Source records
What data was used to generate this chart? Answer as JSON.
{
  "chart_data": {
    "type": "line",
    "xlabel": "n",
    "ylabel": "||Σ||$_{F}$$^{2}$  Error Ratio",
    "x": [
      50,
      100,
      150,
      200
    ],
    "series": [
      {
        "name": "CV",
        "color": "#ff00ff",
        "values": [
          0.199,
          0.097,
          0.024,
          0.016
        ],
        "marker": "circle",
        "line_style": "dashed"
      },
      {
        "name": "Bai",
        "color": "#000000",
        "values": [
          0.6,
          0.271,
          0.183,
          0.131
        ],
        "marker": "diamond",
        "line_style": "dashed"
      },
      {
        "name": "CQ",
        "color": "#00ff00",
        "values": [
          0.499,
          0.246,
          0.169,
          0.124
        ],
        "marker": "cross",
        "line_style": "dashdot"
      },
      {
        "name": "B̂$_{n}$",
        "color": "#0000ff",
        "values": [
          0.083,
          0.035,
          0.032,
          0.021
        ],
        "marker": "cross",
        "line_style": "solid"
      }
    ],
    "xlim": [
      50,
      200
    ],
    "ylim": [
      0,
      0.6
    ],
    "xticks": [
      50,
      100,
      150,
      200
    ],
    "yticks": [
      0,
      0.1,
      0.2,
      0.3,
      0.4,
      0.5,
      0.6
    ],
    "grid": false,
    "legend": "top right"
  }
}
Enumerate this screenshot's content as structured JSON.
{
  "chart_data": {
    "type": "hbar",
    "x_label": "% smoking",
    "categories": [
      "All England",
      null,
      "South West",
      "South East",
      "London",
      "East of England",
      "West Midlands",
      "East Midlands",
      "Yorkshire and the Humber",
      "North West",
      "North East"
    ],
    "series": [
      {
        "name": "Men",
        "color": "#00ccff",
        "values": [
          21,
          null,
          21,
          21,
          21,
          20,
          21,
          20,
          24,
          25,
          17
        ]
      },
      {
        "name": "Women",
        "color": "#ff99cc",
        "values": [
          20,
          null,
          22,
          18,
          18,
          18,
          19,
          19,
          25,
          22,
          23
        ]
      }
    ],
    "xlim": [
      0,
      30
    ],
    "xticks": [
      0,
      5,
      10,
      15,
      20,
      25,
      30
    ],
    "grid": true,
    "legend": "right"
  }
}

(What you need to do)
Write out all of the records once more, exactly.

(Finished exercise)
What data was used to generate this chart? Answer as JSON.
{
  "chart_data": {
    "type": "line",
    "xlabel": "n",
    "ylabel": "||Σ||$_{F}$$^{2}$  Error Ratio",
    "x": [
      50,
      100,
      150,
      200
    ],
    "series": [
      {
        "name": "CV",
        "color": "#ff00ff",
        "values": [
          0.199,
          0.097,
          0.024,
          0.016
        ],
        "marker": "circle",
        "line_style": "dashed"
      },
      {
        "name": "Bai",
        "color": "#000000",
        "values": [
          0.6,
          0.271,
          0.183,
          0.131
        ],
        "marker": "diamond",
        "line_style": "dashed"
      },
      {
        "name": "CQ",
        "color": "#00ff00",
        "values": [
          0.499,
          0.246,
          0.169,
          0.124
        ],
        "marker": "cross",
        "line_style": "dashdot"
      },
      {
        "name": "B̂$_{n}$",
        "color": "#0000ff",
        "values": [
          0.083,
          0.035,
          0.032,
          0.021
        ],
        "marker": "cross",
        "line_style": "solid"
      }
    ],
    "xlim": [
      50,
      200
    ],
    "ylim": [
      0,
      0.6
    ],
    "xticks": [
      50,
      100,
      150,
      200
    ],
    "yticks": [
      0,
      0.1,
      0.2,
      0.3,
      0.4,
      0.5,
      0.6
    ],
    "grid": false,
    "legend": "top right"
  }
}
Enumerate this screenshot's content as structured JSON.
{
  "chart_data": {
    "type": "hbar",
    "x_label": "% smoking",
    "categories": [
      "All England",
      null,
      "South West",
      "South East",
      "London",
      "East of England",
      "West Midlands",
      "East Midlands",
      "Yorkshire and the Humber",
      "North West",
      "North East"
    ],
    "series": [
      {
        "name": "Men",
        "color": "#00ccff",
        "values": [
          21,
          null,
          21,
          21,
          21,
          20,
          21,
          20,
          24,
          25,
          17
        ]
      },
      {
        "name": "Women",
        "color": "#ff99cc",
        "values": [
          20,
          null,
          22,
          18,
          18,
          18,
          19,
          19,
          25,
          22,
          23
        ]
      }
    ],
    "xlim": [
      0,
      30
    ],
    "xticks": [
      0,
      5,
      10,
      15,
      20,
      25,
      30
    ],
    "grid": true,
    "legend": "right"
  }
}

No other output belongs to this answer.